Saved data entries:
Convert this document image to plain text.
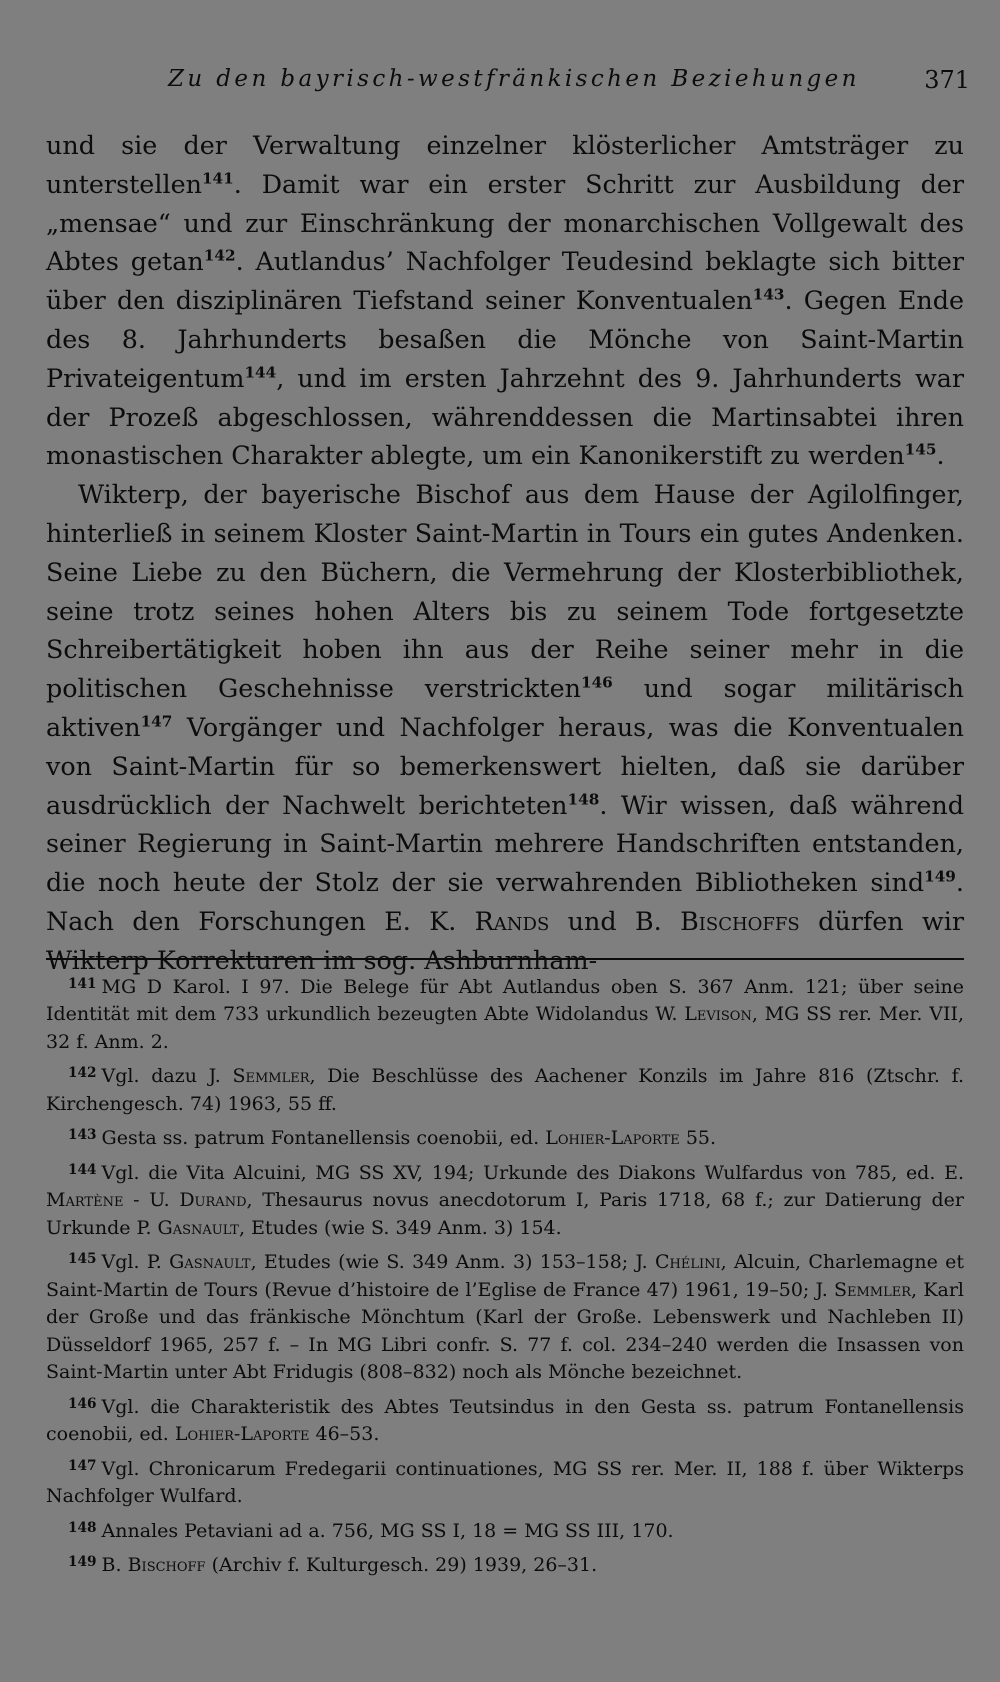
Zu den bayrisch-westfränkischen Beziehungen	371

und sie der Verwaltung einzelner klösterlicher Amtsträger zu unterstellen$^{141}$. Damit war ein erster Schritt zur Ausbildung der „mensae“ und zur Einschränkung der monarchischen Vollgewalt des Abtes getan$^{142}$. Autlandus’ Nachfolger Teudesind beklagte sich bitter über den disziplinären Tiefstand seiner Konventualen$^{143}$. Gegen Ende des 8. Jahrhunderts besaßen die Mönche von Saint-Martin Privateigentum$^{144}$, und im ersten Jahrzehnt des 9. Jahrhunderts war der Prozeß abgeschlossen, währenddessen die Martinsabtei ihren monastischen Charakter ablegte, um ein Kanonikerstift zu werden$^{145}$.

Wikterp, der bayerische Bischof aus dem Hause der Agilolfinger, hinterließ in seinem Kloster Saint-Martin in Tours ein gutes Andenken. Seine Liebe zu den Büchern, die Vermehrung der Klosterbibliothek, seine trotz seines hohen Alters bis zu seinem Tode fortgesetzte Schreibertätigkeit hoben ihn aus der Reihe seiner mehr in die politischen Geschehnisse verstrickten$^{146}$ und sogar militärisch aktiven$^{147}$ Vorgänger und Nachfolger heraus, was die Konventualen von Saint-Martin für so bemerkenswert hielten, daß sie darüber ausdrücklich der Nachwelt berichteten$^{148}$. Wir wissen, daß während seiner Regierung in Saint-Martin mehrere Handschriften entstanden, die noch heute der Stolz der sie verwahrenden Bibliotheken sind$^{149}$. Nach den Forschungen E. K. Rands und B. Bischoffs dürfen wir Wikterp Korrekturen im sog. Ashburnham-

$^{141}$ MG D Karol. I 97. Die Belege für Abt Autlandus oben S. 367 Anm. 121; über seine Identität mit dem 733 urkundlich bezeugten Abte Widolandus W. Levison, MG SS rer. Mer. VII, 32 f. Anm. 2.

$^{142}$ Vgl. dazu J. Semmler, Die Beschlüsse des Aachener Konzils im Jahre 816 (Ztschr. f. Kirchengesch. 74) 1963, 55 ff.

$^{143}$ Gesta ss. patrum Fontanellensis coenobii, ed. Lohier-Laporte 55.

$^{144}$ Vgl. die Vita Alcuini, MG SS XV, 194; Urkunde des Diakons Wulfardus von 785, ed. E. Martène - U. Durand, Thesaurus novus anecdotorum I, Paris 1718, 68 f.; zur Datierung der Urkunde P. Gasnault, Etudes (wie S. 349 Anm. 3) 154.

$^{145}$ Vgl. P. Gasnault, Etudes (wie S. 349 Anm. 3) 153–158; J. Chélini, Alcuin, Charlemagne et Saint-Martin de Tours (Revue d’histoire de l’Eglise de France 47) 1961, 19–50; J. Semmler, Karl der Große und das fränkische Mönchtum (Karl der Große. Lebenswerk und Nachleben II) Düsseldorf 1965, 257 f. – In MG Libri confr. S. 77 f. col. 234–240 werden die Insassen von Saint-Martin unter Abt Fridugis (808–832) noch als Mönche bezeichnet.

$^{146}$ Vgl. die Charakteristik des Abtes Teutsindus in den Gesta ss. patrum Fontanellensis coenobii, ed. Lohier-Laporte 46–53.

$^{147}$ Vgl. Chronicarum Fredegarii continuationes, MG SS rer. Mer. II, 188 f. über Wikterps Nachfolger Wulfard.

$^{148}$ Annales Petaviani ad a. 756, MG SS I, 18 = MG SS III, 170.

$^{149}$ B. Bischoff (Archiv f. Kulturgesch. 29) 1939, 26–31.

* STATED GOAL
Write out the full set of lines verbatim, without the pictures.

* WORKED SOLUTION
Convert this document image to plain text.
Zu den bayrisch-westfränkischen Beziehungen	371

und sie der Verwaltung einzelner klösterlicher Amtsträger zu unterstellen$^{141}$. Damit war ein erster Schritt zur Ausbildung der „mensae“ und zur Einschränkung der monarchischen Vollgewalt des Abtes getan$^{142}$. Autlandus’ Nachfolger Teudesind beklagte sich bitter über den disziplinären Tiefstand seiner Konventualen$^{143}$. Gegen Ende des 8. Jahrhunderts besaßen die Mönche von Saint-Martin Privateigentum$^{144}$, und im ersten Jahrzehnt des 9. Jahrhunderts war der Prozeß abgeschlossen, währenddessen die Martinsabtei ihren monastischen Charakter ablegte, um ein Kanonikerstift zu werden$^{145}$.

Wikterp, der bayerische Bischof aus dem Hause der Agilolfinger, hinterließ in seinem Kloster Saint-Martin in Tours ein gutes Andenken. Seine Liebe zu den Büchern, die Vermehrung der Klosterbibliothek, seine trotz seines hohen Alters bis zu seinem Tode fortgesetzte Schreibertätigkeit hoben ihn aus der Reihe seiner mehr in die politischen Geschehnisse verstrickten$^{146}$ und sogar militärisch aktiven$^{147}$ Vorgänger und Nachfolger heraus, was die Konventualen von Saint-Martin für so bemerkenswert hielten, daß sie darüber ausdrücklich der Nachwelt berichteten$^{148}$. Wir wissen, daß während seiner Regierung in Saint-Martin mehrere Handschriften entstanden, die noch heute der Stolz der sie verwahrenden Bibliotheken sind$^{149}$. Nach den Forschungen E. K. Rands und B. Bischoffs dürfen wir Wikterp Korrekturen im sog. Ashburnham-

$^{141}$ MG D Karol. I 97. Die Belege für Abt Autlandus oben S. 367 Anm. 121; über seine Identität mit dem 733 urkundlich bezeugten Abte Widolandus W. Levison, MG SS rer. Mer. VII, 32 f. Anm. 2.

$^{142}$ Vgl. dazu J. Semmler, Die Beschlüsse des Aachener Konzils im Jahre 816 (Ztschr. f. Kirchengesch. 74) 1963, 55 ff.

$^{143}$ Gesta ss. patrum Fontanellensis coenobii, ed. Lohier-Laporte 55.

$^{144}$ Vgl. die Vita Alcuini, MG SS XV, 194; Urkunde des Diakons Wulfardus von 785, ed. E. Martène - U. Durand, Thesaurus novus anecdotorum I, Paris 1718, 68 f.; zur Datierung der Urkunde P. Gasnault, Etudes (wie S. 349 Anm. 3) 154.

$^{145}$ Vgl. P. Gasnault, Etudes (wie S. 349 Anm. 3) 153–158; J. Chélini, Alcuin, Charlemagne et Saint-Martin de Tours (Revue d’histoire de l’Eglise de France 47) 1961, 19–50; J. Semmler, Karl der Große und das fränkische Mönchtum (Karl der Große. Lebenswerk und Nachleben II) Düsseldorf 1965, 257 f. – In MG Libri confr. S. 77 f. col. 234–240 werden die Insassen von Saint-Martin unter Abt Fridugis (808–832) noch als Mönche bezeichnet.

$^{146}$ Vgl. die Charakteristik des Abtes Teutsindus in den Gesta ss. patrum Fontanellensis coenobii, ed. Lohier-Laporte 46–53.

$^{147}$ Vgl. Chronicarum Fredegarii continuationes, MG SS rer. Mer. II, 188 f. über Wikterps Nachfolger Wulfard.

$^{148}$ Annales Petaviani ad a. 756, MG SS I, 18 = MG SS III, 170.

$^{149}$ B. Bischoff (Archiv f. Kulturgesch. 29) 1939, 26–31.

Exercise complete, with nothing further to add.